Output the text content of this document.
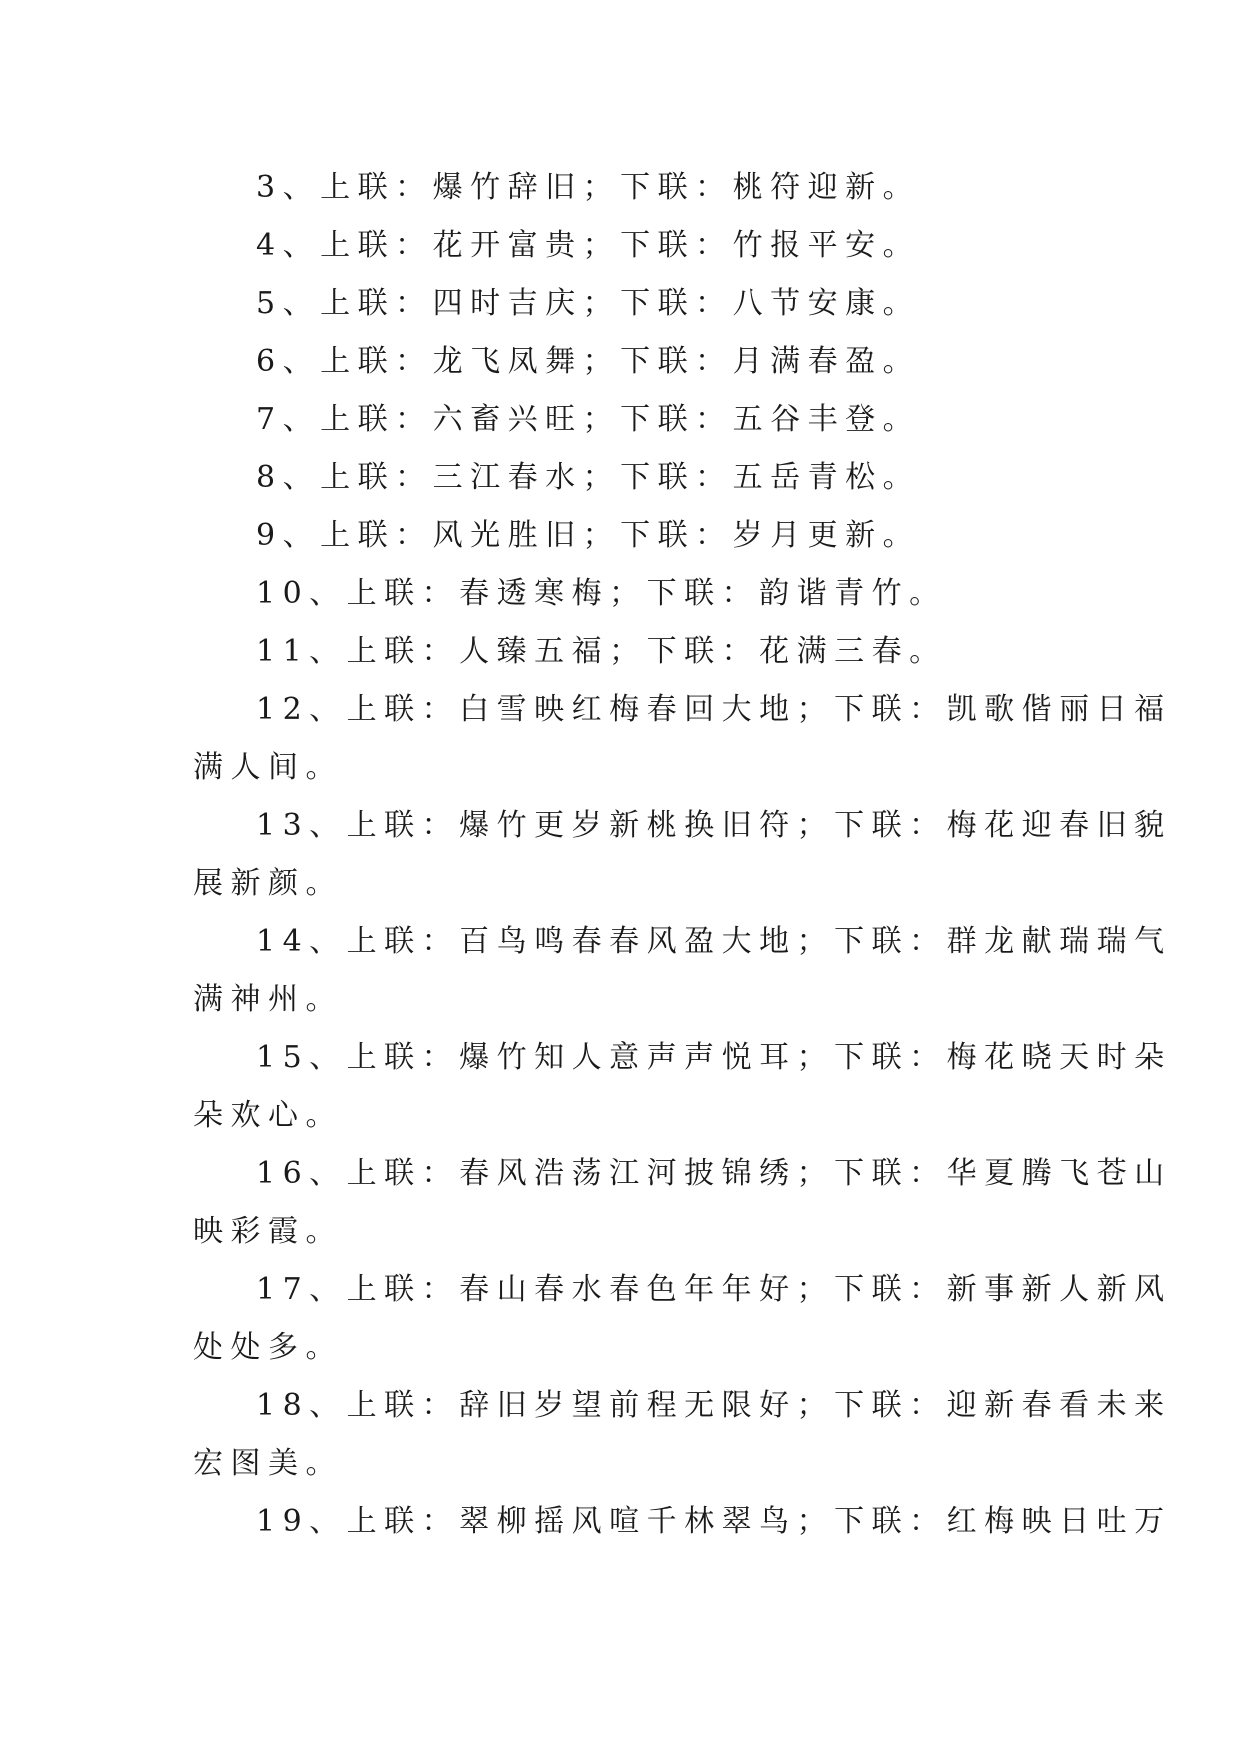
3、上联：爆竹辞旧；下联：桃符迎新。
4、上联：花开富贵；下联：竹报平安。
5、上联：四时吉庆；下联：八节安康。
6、上联：龙飞凤舞；下联：月满春盈。
7、上联：六畜兴旺；下联：五谷丰登。
8、上联：三江春水；下联：五岳青松。
9、上联：风光胜旧；下联：岁月更新。
10、上联：春透寒梅；下联：韵谐青竹。
11、上联：人臻五福；下联：花满三春。
12、上联：白雪映红梅春回大地；下联：凯歌偕丽日福
满人间。
13、上联：爆竹更岁新桃换旧符；下联：梅花迎春旧貌
展新颜。
14、上联：百鸟鸣春春风盈大地；下联：群龙献瑞瑞气
满神州。
15、上联：爆竹知人意声声悦耳；下联：梅花晓天时朵
朵欢心。
16、上联：春风浩荡江河披锦绣；下联：华夏腾飞苍山
映彩霞。
17、上联：春山春水春色年年好；下联：新事新人新风
处处多。
18、上联：辞旧岁望前程无限好；下联：迎新春看未来
宏图美。
19、上联：翠柳摇风喧千林翠鸟；下联：红梅映日吐万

● ● ● ● ●

▸ THE PROBLEM:
Send back the data above word for word, with the pictures left out.

▸ FINAL RESULT:
Output the text content of this document.
3、上联：爆竹辞旧；下联：桃符迎新。
4、上联：花开富贵；下联：竹报平安。
5、上联：四时吉庆；下联：八节安康。
6、上联：龙飞凤舞；下联：月满春盈。
7、上联：六畜兴旺；下联：五谷丰登。
8、上联：三江春水；下联：五岳青松。
9、上联：风光胜旧；下联：岁月更新。
10、上联：春透寒梅；下联：韵谐青竹。
11、上联：人臻五福；下联：花满三春。
12、上联：白雪映红梅春回大地；下联：凯歌偕丽日福
满人间。
13、上联：爆竹更岁新桃换旧符；下联：梅花迎春旧貌
展新颜。
14、上联：百鸟鸣春春风盈大地；下联：群龙献瑞瑞气
满神州。
15、上联：爆竹知人意声声悦耳；下联：梅花晓天时朵
朵欢心。
16、上联：春风浩荡江河披锦绣；下联：华夏腾飞苍山
映彩霞。
17、上联：春山春水春色年年好；下联：新事新人新风
处处多。
18、上联：辞旧岁望前程无限好；下联：迎新春看未来
宏图美。
19、上联：翠柳摇风喧千林翠鸟；下联：红梅映日吐万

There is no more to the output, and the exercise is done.